Copy each record exactly as it reads, leaving out any pictures it holds.

#### Items

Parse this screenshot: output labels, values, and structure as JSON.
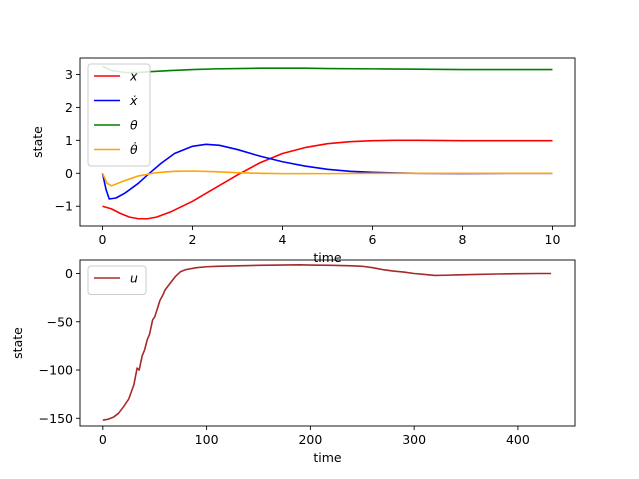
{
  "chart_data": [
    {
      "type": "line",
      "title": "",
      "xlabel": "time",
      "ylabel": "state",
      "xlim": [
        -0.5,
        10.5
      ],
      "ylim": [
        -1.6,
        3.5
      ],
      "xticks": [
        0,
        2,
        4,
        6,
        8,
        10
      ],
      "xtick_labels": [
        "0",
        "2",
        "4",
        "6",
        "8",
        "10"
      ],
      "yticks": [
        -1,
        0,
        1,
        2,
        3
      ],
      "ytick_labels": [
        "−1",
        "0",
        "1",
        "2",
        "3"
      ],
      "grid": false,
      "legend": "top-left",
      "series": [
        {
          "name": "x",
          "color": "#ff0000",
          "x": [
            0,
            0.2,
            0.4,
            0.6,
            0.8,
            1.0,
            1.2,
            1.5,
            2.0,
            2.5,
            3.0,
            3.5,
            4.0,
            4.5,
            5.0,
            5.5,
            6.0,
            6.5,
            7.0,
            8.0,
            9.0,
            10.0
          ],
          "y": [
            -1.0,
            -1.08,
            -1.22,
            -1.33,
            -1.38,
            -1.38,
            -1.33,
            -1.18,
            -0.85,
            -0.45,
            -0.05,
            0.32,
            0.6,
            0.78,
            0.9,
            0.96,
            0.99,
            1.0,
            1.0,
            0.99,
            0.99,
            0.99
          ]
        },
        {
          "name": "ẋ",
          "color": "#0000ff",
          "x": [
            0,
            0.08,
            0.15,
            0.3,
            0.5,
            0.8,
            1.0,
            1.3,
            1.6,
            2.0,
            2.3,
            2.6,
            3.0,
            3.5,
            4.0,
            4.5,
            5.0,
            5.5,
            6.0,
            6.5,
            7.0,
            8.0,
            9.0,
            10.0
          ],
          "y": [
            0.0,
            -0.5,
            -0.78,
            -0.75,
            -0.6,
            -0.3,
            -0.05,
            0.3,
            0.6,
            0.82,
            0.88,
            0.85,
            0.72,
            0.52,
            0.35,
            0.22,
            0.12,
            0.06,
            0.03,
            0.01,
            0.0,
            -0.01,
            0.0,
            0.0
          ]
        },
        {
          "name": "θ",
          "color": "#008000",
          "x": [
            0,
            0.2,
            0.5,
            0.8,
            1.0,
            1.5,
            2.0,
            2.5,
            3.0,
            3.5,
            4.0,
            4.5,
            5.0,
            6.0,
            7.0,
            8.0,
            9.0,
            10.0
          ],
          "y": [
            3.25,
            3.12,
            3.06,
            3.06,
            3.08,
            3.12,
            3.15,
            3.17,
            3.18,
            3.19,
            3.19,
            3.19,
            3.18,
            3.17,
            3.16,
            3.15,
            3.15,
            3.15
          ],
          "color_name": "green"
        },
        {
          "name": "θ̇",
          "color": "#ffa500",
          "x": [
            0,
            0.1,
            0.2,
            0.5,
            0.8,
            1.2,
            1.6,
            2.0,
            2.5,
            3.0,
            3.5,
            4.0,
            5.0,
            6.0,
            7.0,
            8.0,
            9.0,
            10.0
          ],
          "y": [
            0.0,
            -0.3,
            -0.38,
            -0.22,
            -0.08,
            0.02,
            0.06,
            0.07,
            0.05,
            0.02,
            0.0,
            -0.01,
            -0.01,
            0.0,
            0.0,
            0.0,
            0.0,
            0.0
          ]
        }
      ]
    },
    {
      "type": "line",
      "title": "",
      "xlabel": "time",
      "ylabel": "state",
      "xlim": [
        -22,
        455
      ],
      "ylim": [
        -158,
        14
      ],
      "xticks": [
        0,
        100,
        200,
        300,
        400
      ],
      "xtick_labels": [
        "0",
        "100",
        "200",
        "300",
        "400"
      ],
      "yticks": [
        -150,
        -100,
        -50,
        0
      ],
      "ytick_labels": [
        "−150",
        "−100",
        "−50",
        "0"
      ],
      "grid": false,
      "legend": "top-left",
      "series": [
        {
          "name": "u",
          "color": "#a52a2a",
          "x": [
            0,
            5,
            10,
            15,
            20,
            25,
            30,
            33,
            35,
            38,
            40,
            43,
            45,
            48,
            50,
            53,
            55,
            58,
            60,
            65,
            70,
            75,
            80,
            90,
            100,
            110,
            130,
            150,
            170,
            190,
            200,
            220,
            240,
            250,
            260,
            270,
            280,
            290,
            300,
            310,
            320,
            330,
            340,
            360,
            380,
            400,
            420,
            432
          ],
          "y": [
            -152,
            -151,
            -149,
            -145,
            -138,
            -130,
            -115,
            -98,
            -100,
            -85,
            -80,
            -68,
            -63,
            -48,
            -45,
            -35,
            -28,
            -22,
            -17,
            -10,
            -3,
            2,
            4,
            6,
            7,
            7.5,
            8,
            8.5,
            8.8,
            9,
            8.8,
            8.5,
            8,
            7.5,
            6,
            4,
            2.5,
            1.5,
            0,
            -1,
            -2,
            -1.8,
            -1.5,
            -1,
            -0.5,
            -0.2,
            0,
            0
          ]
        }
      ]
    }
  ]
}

########

# Answer to this exercise
Parse this screenshot: output labels, values, and structure as JSON.
{
  "chart_data": [
    {
      "type": "line",
      "title": "",
      "xlabel": "time",
      "ylabel": "state",
      "xlim": [
        -0.5,
        10.5
      ],
      "ylim": [
        -1.6,
        3.5
      ],
      "xticks": [
        0,
        2,
        4,
        6,
        8,
        10
      ],
      "xtick_labels": [
        "0",
        "2",
        "4",
        "6",
        "8",
        "10"
      ],
      "yticks": [
        -1,
        0,
        1,
        2,
        3
      ],
      "ytick_labels": [
        "−1",
        "0",
        "1",
        "2",
        "3"
      ],
      "grid": false,
      "legend": "top-left",
      "series": [
        {
          "name": "x",
          "color": "#ff0000",
          "x": [
            0,
            0.2,
            0.4,
            0.6,
            0.8,
            1.0,
            1.2,
            1.5,
            2.0,
            2.5,
            3.0,
            3.5,
            4.0,
            4.5,
            5.0,
            5.5,
            6.0,
            6.5,
            7.0,
            8.0,
            9.0,
            10.0
          ],
          "y": [
            -1.0,
            -1.08,
            -1.22,
            -1.33,
            -1.38,
            -1.38,
            -1.33,
            -1.18,
            -0.85,
            -0.45,
            -0.05,
            0.32,
            0.6,
            0.78,
            0.9,
            0.96,
            0.99,
            1.0,
            1.0,
            0.99,
            0.99,
            0.99
          ]
        },
        {
          "name": "ẋ",
          "color": "#0000ff",
          "x": [
            0,
            0.08,
            0.15,
            0.3,
            0.5,
            0.8,
            1.0,
            1.3,
            1.6,
            2.0,
            2.3,
            2.6,
            3.0,
            3.5,
            4.0,
            4.5,
            5.0,
            5.5,
            6.0,
            6.5,
            7.0,
            8.0,
            9.0,
            10.0
          ],
          "y": [
            0.0,
            -0.5,
            -0.78,
            -0.75,
            -0.6,
            -0.3,
            -0.05,
            0.3,
            0.6,
            0.82,
            0.88,
            0.85,
            0.72,
            0.52,
            0.35,
            0.22,
            0.12,
            0.06,
            0.03,
            0.01,
            0.0,
            -0.01,
            0.0,
            0.0
          ]
        },
        {
          "name": "θ",
          "color": "#008000",
          "x": [
            0,
            0.2,
            0.5,
            0.8,
            1.0,
            1.5,
            2.0,
            2.5,
            3.0,
            3.5,
            4.0,
            4.5,
            5.0,
            6.0,
            7.0,
            8.0,
            9.0,
            10.0
          ],
          "y": [
            3.25,
            3.12,
            3.06,
            3.06,
            3.08,
            3.12,
            3.15,
            3.17,
            3.18,
            3.19,
            3.19,
            3.19,
            3.18,
            3.17,
            3.16,
            3.15,
            3.15,
            3.15
          ],
          "color_name": "green"
        },
        {
          "name": "θ̇",
          "color": "#ffa500",
          "x": [
            0,
            0.1,
            0.2,
            0.5,
            0.8,
            1.2,
            1.6,
            2.0,
            2.5,
            3.0,
            3.5,
            4.0,
            5.0,
            6.0,
            7.0,
            8.0,
            9.0,
            10.0
          ],
          "y": [
            0.0,
            -0.3,
            -0.38,
            -0.22,
            -0.08,
            0.02,
            0.06,
            0.07,
            0.05,
            0.02,
            0.0,
            -0.01,
            -0.01,
            0.0,
            0.0,
            0.0,
            0.0,
            0.0
          ]
        }
      ]
    },
    {
      "type": "line",
      "title": "",
      "xlabel": "time",
      "ylabel": "state",
      "xlim": [
        -22,
        455
      ],
      "ylim": [
        -158,
        14
      ],
      "xticks": [
        0,
        100,
        200,
        300,
        400
      ],
      "xtick_labels": [
        "0",
        "100",
        "200",
        "300",
        "400"
      ],
      "yticks": [
        -150,
        -100,
        -50,
        0
      ],
      "ytick_labels": [
        "−150",
        "−100",
        "−50",
        "0"
      ],
      "grid": false,
      "legend": "top-left",
      "series": [
        {
          "name": "u",
          "color": "#a52a2a",
          "x": [
            0,
            5,
            10,
            15,
            20,
            25,
            30,
            33,
            35,
            38,
            40,
            43,
            45,
            48,
            50,
            53,
            55,
            58,
            60,
            65,
            70,
            75,
            80,
            90,
            100,
            110,
            130,
            150,
            170,
            190,
            200,
            220,
            240,
            250,
            260,
            270,
            280,
            290,
            300,
            310,
            320,
            330,
            340,
            360,
            380,
            400,
            420,
            432
          ],
          "y": [
            -152,
            -151,
            -149,
            -145,
            -138,
            -130,
            -115,
            -98,
            -100,
            -85,
            -80,
            -68,
            -63,
            -48,
            -45,
            -35,
            -28,
            -22,
            -17,
            -10,
            -3,
            2,
            4,
            6,
            7,
            7.5,
            8,
            8.5,
            8.8,
            9,
            8.8,
            8.5,
            8,
            7.5,
            6,
            4,
            2.5,
            1.5,
            0,
            -1,
            -2,
            -1.8,
            -1.5,
            -1,
            -0.5,
            -0.2,
            0,
            0
          ]
        }
      ]
    }
  ]
}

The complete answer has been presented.